(Data extracted from a collection)
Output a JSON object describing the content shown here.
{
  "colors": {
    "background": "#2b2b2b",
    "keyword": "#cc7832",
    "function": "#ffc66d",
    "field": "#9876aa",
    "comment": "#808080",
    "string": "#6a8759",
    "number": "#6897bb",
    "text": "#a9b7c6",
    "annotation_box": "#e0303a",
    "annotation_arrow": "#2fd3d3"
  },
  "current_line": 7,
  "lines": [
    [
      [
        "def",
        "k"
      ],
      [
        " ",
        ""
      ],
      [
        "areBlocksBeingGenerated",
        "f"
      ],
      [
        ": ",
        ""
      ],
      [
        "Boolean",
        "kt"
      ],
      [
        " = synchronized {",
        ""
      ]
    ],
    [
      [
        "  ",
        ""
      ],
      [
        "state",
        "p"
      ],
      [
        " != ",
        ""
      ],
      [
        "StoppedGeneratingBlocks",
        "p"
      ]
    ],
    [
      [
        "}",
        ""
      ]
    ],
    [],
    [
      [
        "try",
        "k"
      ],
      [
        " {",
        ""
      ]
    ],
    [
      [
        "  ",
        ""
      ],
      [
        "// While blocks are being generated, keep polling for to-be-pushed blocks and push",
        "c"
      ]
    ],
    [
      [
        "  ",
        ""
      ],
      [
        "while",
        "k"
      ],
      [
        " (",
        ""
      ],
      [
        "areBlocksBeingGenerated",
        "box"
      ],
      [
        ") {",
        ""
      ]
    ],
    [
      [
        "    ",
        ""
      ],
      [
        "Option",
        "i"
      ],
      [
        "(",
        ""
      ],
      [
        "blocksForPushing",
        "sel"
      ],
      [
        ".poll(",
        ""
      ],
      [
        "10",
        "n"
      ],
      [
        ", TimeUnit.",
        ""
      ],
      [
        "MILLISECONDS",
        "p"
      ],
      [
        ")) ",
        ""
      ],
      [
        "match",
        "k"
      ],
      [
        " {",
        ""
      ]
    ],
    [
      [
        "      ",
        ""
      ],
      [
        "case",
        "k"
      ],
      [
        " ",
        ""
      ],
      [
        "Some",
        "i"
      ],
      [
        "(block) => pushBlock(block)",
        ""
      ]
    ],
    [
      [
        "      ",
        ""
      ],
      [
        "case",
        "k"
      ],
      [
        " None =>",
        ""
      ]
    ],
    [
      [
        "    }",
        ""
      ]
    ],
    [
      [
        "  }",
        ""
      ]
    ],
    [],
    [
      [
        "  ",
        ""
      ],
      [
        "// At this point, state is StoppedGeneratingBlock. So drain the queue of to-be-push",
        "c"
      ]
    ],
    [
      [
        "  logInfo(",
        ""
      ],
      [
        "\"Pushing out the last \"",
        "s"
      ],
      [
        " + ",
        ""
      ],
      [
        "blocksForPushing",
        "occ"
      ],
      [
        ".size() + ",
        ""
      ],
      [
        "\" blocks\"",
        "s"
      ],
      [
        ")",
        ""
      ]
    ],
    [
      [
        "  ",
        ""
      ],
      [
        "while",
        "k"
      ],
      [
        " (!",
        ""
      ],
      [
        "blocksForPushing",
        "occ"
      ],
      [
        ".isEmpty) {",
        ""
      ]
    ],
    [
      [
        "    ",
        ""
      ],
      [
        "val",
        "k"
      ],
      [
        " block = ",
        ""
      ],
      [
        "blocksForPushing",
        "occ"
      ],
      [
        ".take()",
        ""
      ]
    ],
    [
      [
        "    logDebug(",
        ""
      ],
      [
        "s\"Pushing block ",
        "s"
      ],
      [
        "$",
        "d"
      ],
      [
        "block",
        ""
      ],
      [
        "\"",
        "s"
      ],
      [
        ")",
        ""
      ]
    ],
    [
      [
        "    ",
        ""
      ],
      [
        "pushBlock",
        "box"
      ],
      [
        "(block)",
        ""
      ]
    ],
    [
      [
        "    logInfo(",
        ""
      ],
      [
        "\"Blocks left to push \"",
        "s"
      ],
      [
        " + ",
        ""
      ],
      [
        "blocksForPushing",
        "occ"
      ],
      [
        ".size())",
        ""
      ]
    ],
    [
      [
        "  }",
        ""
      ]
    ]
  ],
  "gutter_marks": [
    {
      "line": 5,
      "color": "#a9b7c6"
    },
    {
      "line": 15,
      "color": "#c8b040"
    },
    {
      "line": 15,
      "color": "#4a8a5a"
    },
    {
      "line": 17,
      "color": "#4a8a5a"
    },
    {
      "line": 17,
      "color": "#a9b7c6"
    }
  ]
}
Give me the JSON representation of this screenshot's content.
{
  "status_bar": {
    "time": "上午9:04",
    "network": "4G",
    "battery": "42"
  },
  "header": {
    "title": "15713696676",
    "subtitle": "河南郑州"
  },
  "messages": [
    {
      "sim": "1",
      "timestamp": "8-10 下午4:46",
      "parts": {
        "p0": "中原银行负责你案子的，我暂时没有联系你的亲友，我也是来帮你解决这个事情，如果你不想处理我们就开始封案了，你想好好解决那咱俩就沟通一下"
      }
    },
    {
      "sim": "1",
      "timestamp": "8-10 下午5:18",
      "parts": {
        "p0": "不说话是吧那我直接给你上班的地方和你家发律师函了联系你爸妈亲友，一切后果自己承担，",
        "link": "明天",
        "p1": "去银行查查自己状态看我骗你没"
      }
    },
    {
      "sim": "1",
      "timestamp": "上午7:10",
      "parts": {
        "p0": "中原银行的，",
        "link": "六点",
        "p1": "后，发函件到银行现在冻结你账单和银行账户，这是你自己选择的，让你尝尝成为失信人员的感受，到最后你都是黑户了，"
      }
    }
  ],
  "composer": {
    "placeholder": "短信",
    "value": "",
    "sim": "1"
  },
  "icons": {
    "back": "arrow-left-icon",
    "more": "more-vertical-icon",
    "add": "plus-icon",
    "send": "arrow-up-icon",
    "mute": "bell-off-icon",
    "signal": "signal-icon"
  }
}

= Work required =
The data above must be returned in full, exactly as written.

= Complete response =
Output a JSON object describing the content shown here.
{
  "colors": {
    "background": "#2b2b2b",
    "keyword": "#cc7832",
    "function": "#ffc66d",
    "field": "#9876aa",
    "comment": "#808080",
    "string": "#6a8759",
    "number": "#6897bb",
    "text": "#a9b7c6",
    "annotation_box": "#e0303a",
    "annotation_arrow": "#2fd3d3"
  },
  "current_line": 7,
  "lines": [
    [
      [
        "def",
        "k"
      ],
      [
        " ",
        ""
      ],
      [
        "areBlocksBeingGenerated",
        "f"
      ],
      [
        ": ",
        ""
      ],
      [
        "Boolean",
        "kt"
      ],
      [
        " = synchronized {",
        ""
      ]
    ],
    [
      [
        "  ",
        ""
      ],
      [
        "state",
        "p"
      ],
      [
        " != ",
        ""
      ],
      [
        "StoppedGeneratingBlocks",
        "p"
      ]
    ],
    [
      [
        "}",
        ""
      ]
    ],
    [],
    [
      [
        "try",
        "k"
      ],
      [
        " {",
        ""
      ]
    ],
    [
      [
        "  ",
        ""
      ],
      [
        "// While blocks are being generated, keep polling for to-be-pushed blocks and push",
        "c"
      ]
    ],
    [
      [
        "  ",
        ""
      ],
      [
        "while",
        "k"
      ],
      [
        " (",
        ""
      ],
      [
        "areBlocksBeingGenerated",
        "box"
      ],
      [
        ") {",
        ""
      ]
    ],
    [
      [
        "    ",
        ""
      ],
      [
        "Option",
        "i"
      ],
      [
        "(",
        ""
      ],
      [
        "blocksForPushing",
        "sel"
      ],
      [
        ".poll(",
        ""
      ],
      [
        "10",
        "n"
      ],
      [
        ", TimeUnit.",
        ""
      ],
      [
        "MILLISECONDS",
        "p"
      ],
      [
        ")) ",
        ""
      ],
      [
        "match",
        "k"
      ],
      [
        " {",
        ""
      ]
    ],
    [
      [
        "      ",
        ""
      ],
      [
        "case",
        "k"
      ],
      [
        " ",
        ""
      ],
      [
        "Some",
        "i"
      ],
      [
        "(block) => pushBlock(block)",
        ""
      ]
    ],
    [
      [
        "      ",
        ""
      ],
      [
        "case",
        "k"
      ],
      [
        " None =>",
        ""
      ]
    ],
    [
      [
        "    }",
        ""
      ]
    ],
    [
      [
        "  }",
        ""
      ]
    ],
    [],
    [
      [
        "  ",
        ""
      ],
      [
        "// At this point, state is StoppedGeneratingBlock. So drain the queue of to-be-push",
        "c"
      ]
    ],
    [
      [
        "  logInfo(",
        ""
      ],
      [
        "\"Pushing out the last \"",
        "s"
      ],
      [
        " + ",
        ""
      ],
      [
        "blocksForPushing",
        "occ"
      ],
      [
        ".size() + ",
        ""
      ],
      [
        "\" blocks\"",
        "s"
      ],
      [
        ")",
        ""
      ]
    ],
    [
      [
        "  ",
        ""
      ],
      [
        "while",
        "k"
      ],
      [
        " (!",
        ""
      ],
      [
        "blocksForPushing",
        "occ"
      ],
      [
        ".isEmpty) {",
        ""
      ]
    ],
    [
      [
        "    ",
        ""
      ],
      [
        "val",
        "k"
      ],
      [
        " block = ",
        ""
      ],
      [
        "blocksForPushing",
        "occ"
      ],
      [
        ".take()",
        ""
      ]
    ],
    [
      [
        "    logDebug(",
        ""
      ],
      [
        "s\"Pushing block ",
        "s"
      ],
      [
        "$",
        "d"
      ],
      [
        "block",
        ""
      ],
      [
        "\"",
        "s"
      ],
      [
        ")",
        ""
      ]
    ],
    [
      [
        "    ",
        ""
      ],
      [
        "pushBlock",
        "box"
      ],
      [
        "(block)",
        ""
      ]
    ],
    [
      [
        "    logInfo(",
        ""
      ],
      [
        "\"Blocks left to push \"",
        "s"
      ],
      [
        " + ",
        ""
      ],
      [
        "blocksForPushing",
        "occ"
      ],
      [
        ".size())",
        ""
      ]
    ],
    [
      [
        "  }",
        ""
      ]
    ]
  ],
  "gutter_marks": [
    {
      "line": 5,
      "color": "#a9b7c6"
    },
    {
      "line": 15,
      "color": "#c8b040"
    },
    {
      "line": 15,
      "color": "#4a8a5a"
    },
    {
      "line": 17,
      "color": "#4a8a5a"
    },
    {
      "line": 17,
      "color": "#a9b7c6"
    }
  ]
}
Give me the JSON representation of this screenshot's content.
{
  "status_bar": {
    "time": "上午9:04",
    "network": "4G",
    "battery": "42"
  },
  "header": {
    "title": "15713696676",
    "subtitle": "河南郑州"
  },
  "messages": [
    {
      "sim": "1",
      "timestamp": "8-10 下午4:46",
      "parts": {
        "p0": "中原银行负责你案子的，我暂时没有联系你的亲友，我也是来帮你解决这个事情，如果你不想处理我们就开始封案了，你想好好解决那咱俩就沟通一下"
      }
    },
    {
      "sim": "1",
      "timestamp": "8-10 下午5:18",
      "parts": {
        "p0": "不说话是吧那我直接给你上班的地方和你家发律师函了联系你爸妈亲友，一切后果自己承担，",
        "link": "明天",
        "p1": "去银行查查自己状态看我骗你没"
      }
    },
    {
      "sim": "1",
      "timestamp": "上午7:10",
      "parts": {
        "p0": "中原银行的，",
        "link": "六点",
        "p1": "后，发函件到银行现在冻结你账单和银行账户，这是你自己选择的，让你尝尝成为失信人员的感受，到最后你都是黑户了，"
      }
    }
  ],
  "composer": {
    "placeholder": "短信",
    "value": "",
    "sim": "1"
  },
  "icons": {
    "back": "arrow-left-icon",
    "more": "more-vertical-icon",
    "add": "plus-icon",
    "send": "arrow-up-icon",
    "mute": "bell-off-icon",
    "signal": "signal-icon"
  }
}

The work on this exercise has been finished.